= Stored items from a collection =
+++
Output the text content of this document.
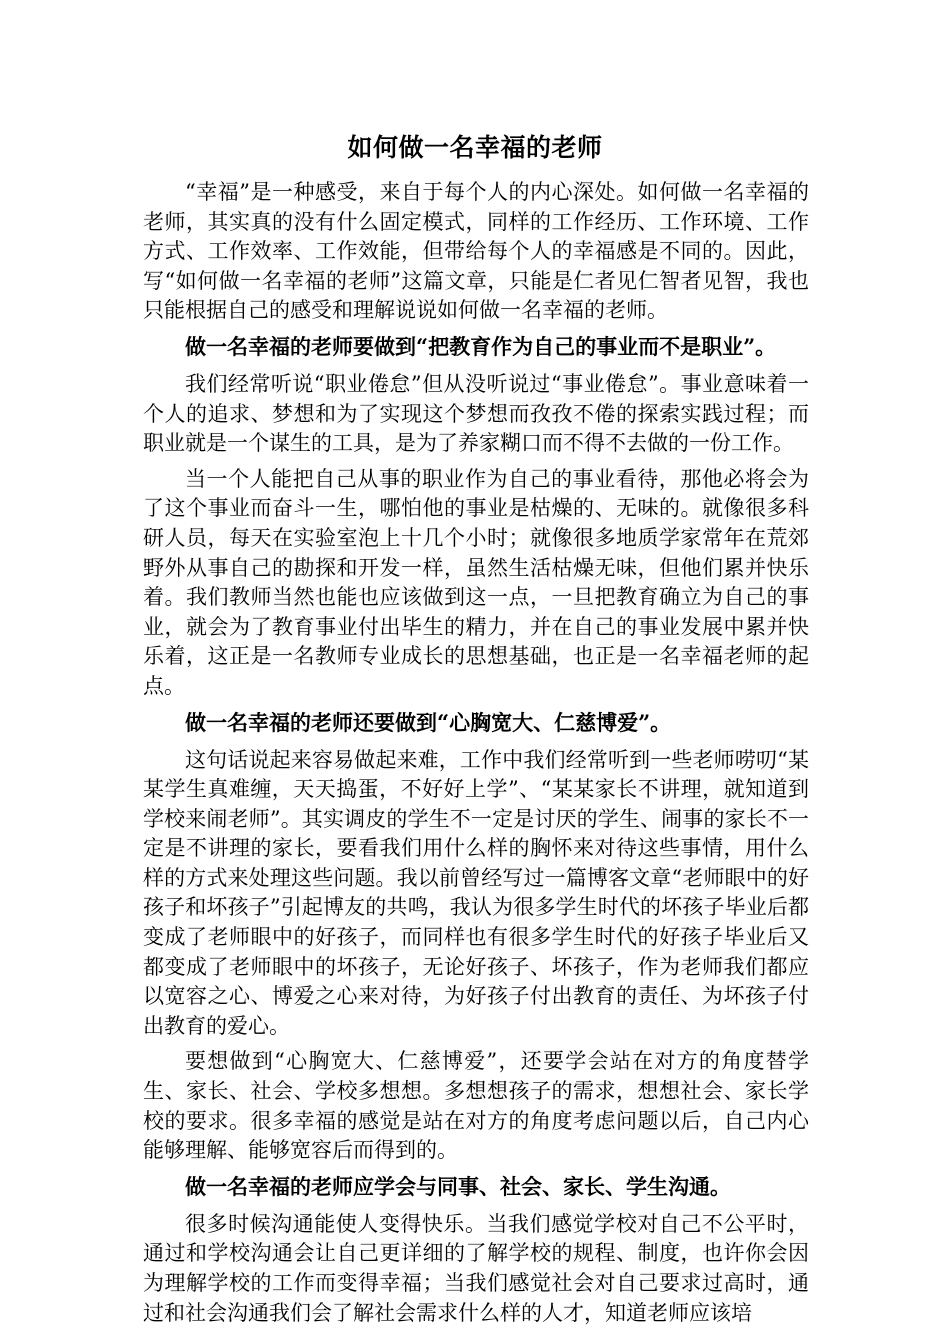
如何做一名幸福的老师

“幸福”是一种感受，来自于每个人的内心深处。如何做一名幸福的老师，其实真的没有什么固定模式，同样的工作经历、工作环境、工作方式、工作效率、工作效能，但带给每个人的幸福感是不同的。因此，写“如何做一名幸福的老师”这篇文章，只能是仁者见仁智者见智，我也只能根据自己的感受和理解说说如何做一名幸福的老师。

做一名幸福的老师要做到“把教育作为自己的事业而不是职业”。

我们经常听说“职业倦怠”但从没听说过“事业倦怠”。事业意味着一个人的追求、梦想和为了实现这个梦想而孜孜不倦的探索实践过程；而职业就是一个谋生的工具，是为了养家糊口而不得不去做的一份工作。

当一个人能把自己从事的职业作为自己的事业看待，那他必将会为了这个事业而奋斗一生，哪怕他的事业是枯燥的、无味的。就像很多科研人员，每天在实验室泡上十几个小时；就像很多地质学家常年在荒郊野外从事自己的勘探和开发一样，虽然生活枯燥无味，但他们累并快乐着。我们教师当然也能也应该做到这一点，一旦把教育确立为自己的事业，就会为了教育事业付出毕生的精力，并在自己的事业发展中累并快乐着，这正是一名教师专业成长的思想基础，也正是一名幸福老师的起点。

做一名幸福的老师还要做到“心胸宽大、仁慈博爱”。

这句话说起来容易做起来难，工作中我们经常听到一些老师唠叨“某某学生真难缠，天天捣蛋，不好好上学”、“某某家长不讲理，就知道到学校来闹老师”。其实调皮的学生不一定是讨厌的学生、闹事的家长不一定是不讲理的家长，要看我们用什么样的胸怀来对待这些事情，用什么样的方式来处理这些问题。我以前曾经写过一篇博客文章“老师眼中的好孩子和坏孩子”引起博友的共鸣，我认为很多学生时代的坏孩子毕业后都变成了老师眼中的好孩子，而同样也有很多学生时代的好孩子毕业后又都变成了老师眼中的坏孩子，无论好孩子、坏孩子，作为老师我们都应以宽容之心、博爱之心来对待，为好孩子付出教育的责任、为坏孩子付出教育的爱心。

要想做到“心胸宽大、仁慈博爱”，还要学会站在对方的角度替学生、家长、社会、学校多想想。多想想孩子的需求，想想社会、家长学校的要求。很多幸福的感觉是站在对方的角度考虑问题以后，自己内心能够理解、能够宽容后而得到的。

做一名幸福的老师应学会与同事、社会、家长、学生沟通。

很多时候沟通能使人变得快乐。当我们感觉学校对自己不公平时，通过和学校沟通会让自己更详细的了解学校的规程、制度，也许你会因为理解学校的工作而变得幸福；当我们感觉社会对自己要求过高时，通过和社会沟通我们会了解社会需求什么样的人才，知道老师应该培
+++
= SET PROBLEM =
Reproduce each record above by retyping it exactly; omit all images.

= WRITTEN RESPONSE =
Output the text content of this document.
如何做一名幸福的老师

“幸福”是一种感受，来自于每个人的内心深处。如何做一名幸福的老师，其实真的没有什么固定模式，同样的工作经历、工作环境、工作方式、工作效率、工作效能，但带给每个人的幸福感是不同的。因此，写“如何做一名幸福的老师”这篇文章，只能是仁者见仁智者见智，我也只能根据自己的感受和理解说说如何做一名幸福的老师。

做一名幸福的老师要做到“把教育作为自己的事业而不是职业”。

我们经常听说“职业倦怠”但从没听说过“事业倦怠”。事业意味着一个人的追求、梦想和为了实现这个梦想而孜孜不倦的探索实践过程；而职业就是一个谋生的工具，是为了养家糊口而不得不去做的一份工作。

当一个人能把自己从事的职业作为自己的事业看待，那他必将会为了这个事业而奋斗一生，哪怕他的事业是枯燥的、无味的。就像很多科研人员，每天在实验室泡上十几个小时；就像很多地质学家常年在荒郊野外从事自己的勘探和开发一样，虽然生活枯燥无味，但他们累并快乐着。我们教师当然也能也应该做到这一点，一旦把教育确立为自己的事业，就会为了教育事业付出毕生的精力，并在自己的事业发展中累并快乐着，这正是一名教师专业成长的思想基础，也正是一名幸福老师的起点。

做一名幸福的老师还要做到“心胸宽大、仁慈博爱”。

这句话说起来容易做起来难，工作中我们经常听到一些老师唠叨“某某学生真难缠，天天捣蛋，不好好上学”、“某某家长不讲理，就知道到学校来闹老师”。其实调皮的学生不一定是讨厌的学生、闹事的家长不一定是不讲理的家长，要看我们用什么样的胸怀来对待这些事情，用什么样的方式来处理这些问题。我以前曾经写过一篇博客文章“老师眼中的好孩子和坏孩子”引起博友的共鸣，我认为很多学生时代的坏孩子毕业后都变成了老师眼中的好孩子，而同样也有很多学生时代的好孩子毕业后又都变成了老师眼中的坏孩子，无论好孩子、坏孩子，作为老师我们都应以宽容之心、博爱之心来对待，为好孩子付出教育的责任、为坏孩子付出教育的爱心。

要想做到“心胸宽大、仁慈博爱”，还要学会站在对方的角度替学生、家长、社会、学校多想想。多想想孩子的需求，想想社会、家长学校的要求。很多幸福的感觉是站在对方的角度考虑问题以后，自己内心能够理解、能够宽容后而得到的。

做一名幸福的老师应学会与同事、社会、家长、学生沟通。

很多时候沟通能使人变得快乐。当我们感觉学校对自己不公平时，通过和学校沟通会让自己更详细的了解学校的规程、制度，也许你会因为理解学校的工作而变得幸福；当我们感觉社会对自己要求过高时，通过和社会沟通我们会了解社会需求什么样的人才，知道老师应该培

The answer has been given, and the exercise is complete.